--- start SUPPLIED RECORDS ---
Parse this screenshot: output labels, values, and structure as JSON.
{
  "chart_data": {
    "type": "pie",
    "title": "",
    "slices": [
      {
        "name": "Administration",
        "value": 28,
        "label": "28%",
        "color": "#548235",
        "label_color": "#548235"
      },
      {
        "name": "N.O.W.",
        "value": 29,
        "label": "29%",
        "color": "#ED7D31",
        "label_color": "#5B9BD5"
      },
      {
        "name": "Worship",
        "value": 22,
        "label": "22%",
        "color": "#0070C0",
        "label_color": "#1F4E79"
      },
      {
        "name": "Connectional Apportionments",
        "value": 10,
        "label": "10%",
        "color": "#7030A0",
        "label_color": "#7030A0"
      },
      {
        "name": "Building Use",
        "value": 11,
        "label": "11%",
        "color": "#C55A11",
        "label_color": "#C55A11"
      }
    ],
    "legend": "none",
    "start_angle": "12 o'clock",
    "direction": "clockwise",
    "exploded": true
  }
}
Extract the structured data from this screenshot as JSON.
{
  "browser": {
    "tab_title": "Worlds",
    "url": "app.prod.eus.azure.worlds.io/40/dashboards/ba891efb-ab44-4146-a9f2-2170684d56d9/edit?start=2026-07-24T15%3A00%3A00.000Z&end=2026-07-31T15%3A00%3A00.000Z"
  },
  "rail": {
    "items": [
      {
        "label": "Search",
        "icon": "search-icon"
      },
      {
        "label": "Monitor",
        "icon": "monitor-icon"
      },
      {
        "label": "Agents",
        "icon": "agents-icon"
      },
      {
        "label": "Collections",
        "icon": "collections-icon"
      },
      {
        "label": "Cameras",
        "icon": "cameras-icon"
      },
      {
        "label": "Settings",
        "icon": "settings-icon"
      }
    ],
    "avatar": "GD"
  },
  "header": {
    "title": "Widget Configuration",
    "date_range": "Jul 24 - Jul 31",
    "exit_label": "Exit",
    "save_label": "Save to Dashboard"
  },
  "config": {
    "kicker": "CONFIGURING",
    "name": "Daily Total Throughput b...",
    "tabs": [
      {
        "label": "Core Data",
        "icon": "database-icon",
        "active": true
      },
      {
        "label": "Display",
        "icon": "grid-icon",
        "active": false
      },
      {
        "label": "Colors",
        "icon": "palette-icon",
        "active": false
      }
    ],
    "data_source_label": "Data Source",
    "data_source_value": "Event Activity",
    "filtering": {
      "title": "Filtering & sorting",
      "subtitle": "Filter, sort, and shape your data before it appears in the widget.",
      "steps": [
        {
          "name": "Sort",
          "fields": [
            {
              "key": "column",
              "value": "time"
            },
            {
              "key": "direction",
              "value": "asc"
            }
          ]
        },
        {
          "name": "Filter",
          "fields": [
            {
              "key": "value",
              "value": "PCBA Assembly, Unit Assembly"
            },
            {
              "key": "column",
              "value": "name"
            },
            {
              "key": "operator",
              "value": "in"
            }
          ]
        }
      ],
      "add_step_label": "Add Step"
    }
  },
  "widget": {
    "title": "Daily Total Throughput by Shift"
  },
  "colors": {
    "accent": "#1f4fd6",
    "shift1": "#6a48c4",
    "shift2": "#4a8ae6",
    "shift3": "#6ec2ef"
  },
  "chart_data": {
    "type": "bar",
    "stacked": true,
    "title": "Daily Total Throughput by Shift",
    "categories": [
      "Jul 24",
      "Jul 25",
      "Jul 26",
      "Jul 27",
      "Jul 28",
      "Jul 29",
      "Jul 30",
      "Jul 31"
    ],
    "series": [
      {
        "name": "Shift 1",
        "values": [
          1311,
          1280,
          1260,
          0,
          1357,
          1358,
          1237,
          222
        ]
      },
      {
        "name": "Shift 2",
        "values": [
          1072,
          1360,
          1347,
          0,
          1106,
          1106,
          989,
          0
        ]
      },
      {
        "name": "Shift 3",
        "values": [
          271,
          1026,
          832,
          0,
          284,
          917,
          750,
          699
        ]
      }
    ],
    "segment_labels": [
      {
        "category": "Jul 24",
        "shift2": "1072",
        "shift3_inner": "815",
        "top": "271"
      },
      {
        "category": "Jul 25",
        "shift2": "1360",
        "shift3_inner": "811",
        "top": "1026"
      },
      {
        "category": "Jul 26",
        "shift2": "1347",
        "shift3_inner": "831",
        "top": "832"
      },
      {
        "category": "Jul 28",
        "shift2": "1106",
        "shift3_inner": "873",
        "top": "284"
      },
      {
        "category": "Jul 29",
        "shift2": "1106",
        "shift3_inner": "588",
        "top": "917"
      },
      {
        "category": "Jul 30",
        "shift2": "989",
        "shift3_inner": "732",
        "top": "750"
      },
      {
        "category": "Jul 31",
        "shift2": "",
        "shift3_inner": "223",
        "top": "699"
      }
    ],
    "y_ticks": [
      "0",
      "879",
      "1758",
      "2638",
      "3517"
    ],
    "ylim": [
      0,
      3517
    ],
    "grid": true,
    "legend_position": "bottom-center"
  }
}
--- end SUPPLIED RECORDS ---
The records above should be restated word for word, please.

• _THE COMPLETED TASK_:
Parse this screenshot: output labels, values, and structure as JSON.
{
  "chart_data": {
    "type": "pie",
    "title": "",
    "slices": [
      {
        "name": "Administration",
        "value": 28,
        "label": "28%",
        "color": "#548235",
        "label_color": "#548235"
      },
      {
        "name": "N.O.W.",
        "value": 29,
        "label": "29%",
        "color": "#ED7D31",
        "label_color": "#5B9BD5"
      },
      {
        "name": "Worship",
        "value": 22,
        "label": "22%",
        "color": "#0070C0",
        "label_color": "#1F4E79"
      },
      {
        "name": "Connectional Apportionments",
        "value": 10,
        "label": "10%",
        "color": "#7030A0",
        "label_color": "#7030A0"
      },
      {
        "name": "Building Use",
        "value": 11,
        "label": "11%",
        "color": "#C55A11",
        "label_color": "#C55A11"
      }
    ],
    "legend": "none",
    "start_angle": "12 o'clock",
    "direction": "clockwise",
    "exploded": true
  }
}
Extract the structured data from this screenshot as JSON.
{
  "browser": {
    "tab_title": "Worlds",
    "url": "app.prod.eus.azure.worlds.io/40/dashboards/ba891efb-ab44-4146-a9f2-2170684d56d9/edit?start=2026-07-24T15%3A00%3A00.000Z&end=2026-07-31T15%3A00%3A00.000Z"
  },
  "rail": {
    "items": [
      {
        "label": "Search",
        "icon": "search-icon"
      },
      {
        "label": "Monitor",
        "icon": "monitor-icon"
      },
      {
        "label": "Agents",
        "icon": "agents-icon"
      },
      {
        "label": "Collections",
        "icon": "collections-icon"
      },
      {
        "label": "Cameras",
        "icon": "cameras-icon"
      },
      {
        "label": "Settings",
        "icon": "settings-icon"
      }
    ],
    "avatar": "GD"
  },
  "header": {
    "title": "Widget Configuration",
    "date_range": "Jul 24 - Jul 31",
    "exit_label": "Exit",
    "save_label": "Save to Dashboard"
  },
  "config": {
    "kicker": "CONFIGURING",
    "name": "Daily Total Throughput b...",
    "tabs": [
      {
        "label": "Core Data",
        "icon": "database-icon",
        "active": true
      },
      {
        "label": "Display",
        "icon": "grid-icon",
        "active": false
      },
      {
        "label": "Colors",
        "icon": "palette-icon",
        "active": false
      }
    ],
    "data_source_label": "Data Source",
    "data_source_value": "Event Activity",
    "filtering": {
      "title": "Filtering & sorting",
      "subtitle": "Filter, sort, and shape your data before it appears in the widget.",
      "steps": [
        {
          "name": "Sort",
          "fields": [
            {
              "key": "column",
              "value": "time"
            },
            {
              "key": "direction",
              "value": "asc"
            }
          ]
        },
        {
          "name": "Filter",
          "fields": [
            {
              "key": "value",
              "value": "PCBA Assembly, Unit Assembly"
            },
            {
              "key": "column",
              "value": "name"
            },
            {
              "key": "operator",
              "value": "in"
            }
          ]
        }
      ],
      "add_step_label": "Add Step"
    }
  },
  "widget": {
    "title": "Daily Total Throughput by Shift"
  },
  "colors": {
    "accent": "#1f4fd6",
    "shift1": "#6a48c4",
    "shift2": "#4a8ae6",
    "shift3": "#6ec2ef"
  },
  "chart_data": {
    "type": "bar",
    "stacked": true,
    "title": "Daily Total Throughput by Shift",
    "categories": [
      "Jul 24",
      "Jul 25",
      "Jul 26",
      "Jul 27",
      "Jul 28",
      "Jul 29",
      "Jul 30",
      "Jul 31"
    ],
    "series": [
      {
        "name": "Shift 1",
        "values": [
          1311,
          1280,
          1260,
          0,
          1357,
          1358,
          1237,
          222
        ]
      },
      {
        "name": "Shift 2",
        "values": [
          1072,
          1360,
          1347,
          0,
          1106,
          1106,
          989,
          0
        ]
      },
      {
        "name": "Shift 3",
        "values": [
          271,
          1026,
          832,
          0,
          284,
          917,
          750,
          699
        ]
      }
    ],
    "segment_labels": [
      {
        "category": "Jul 24",
        "shift2": "1072",
        "shift3_inner": "815",
        "top": "271"
      },
      {
        "category": "Jul 25",
        "shift2": "1360",
        "shift3_inner": "811",
        "top": "1026"
      },
      {
        "category": "Jul 26",
        "shift2": "1347",
        "shift3_inner": "831",
        "top": "832"
      },
      {
        "category": "Jul 28",
        "shift2": "1106",
        "shift3_inner": "873",
        "top": "284"
      },
      {
        "category": "Jul 29",
        "shift2": "1106",
        "shift3_inner": "588",
        "top": "917"
      },
      {
        "category": "Jul 30",
        "shift2": "989",
        "shift3_inner": "732",
        "top": "750"
      },
      {
        "category": "Jul 31",
        "shift2": "",
        "shift3_inner": "223",
        "top": "699"
      }
    ],
    "y_ticks": [
      "0",
      "879",
      "1758",
      "2638",
      "3517"
    ],
    "ylim": [
      0,
      3517
    ],
    "grid": true,
    "legend_position": "bottom-center"
  }
}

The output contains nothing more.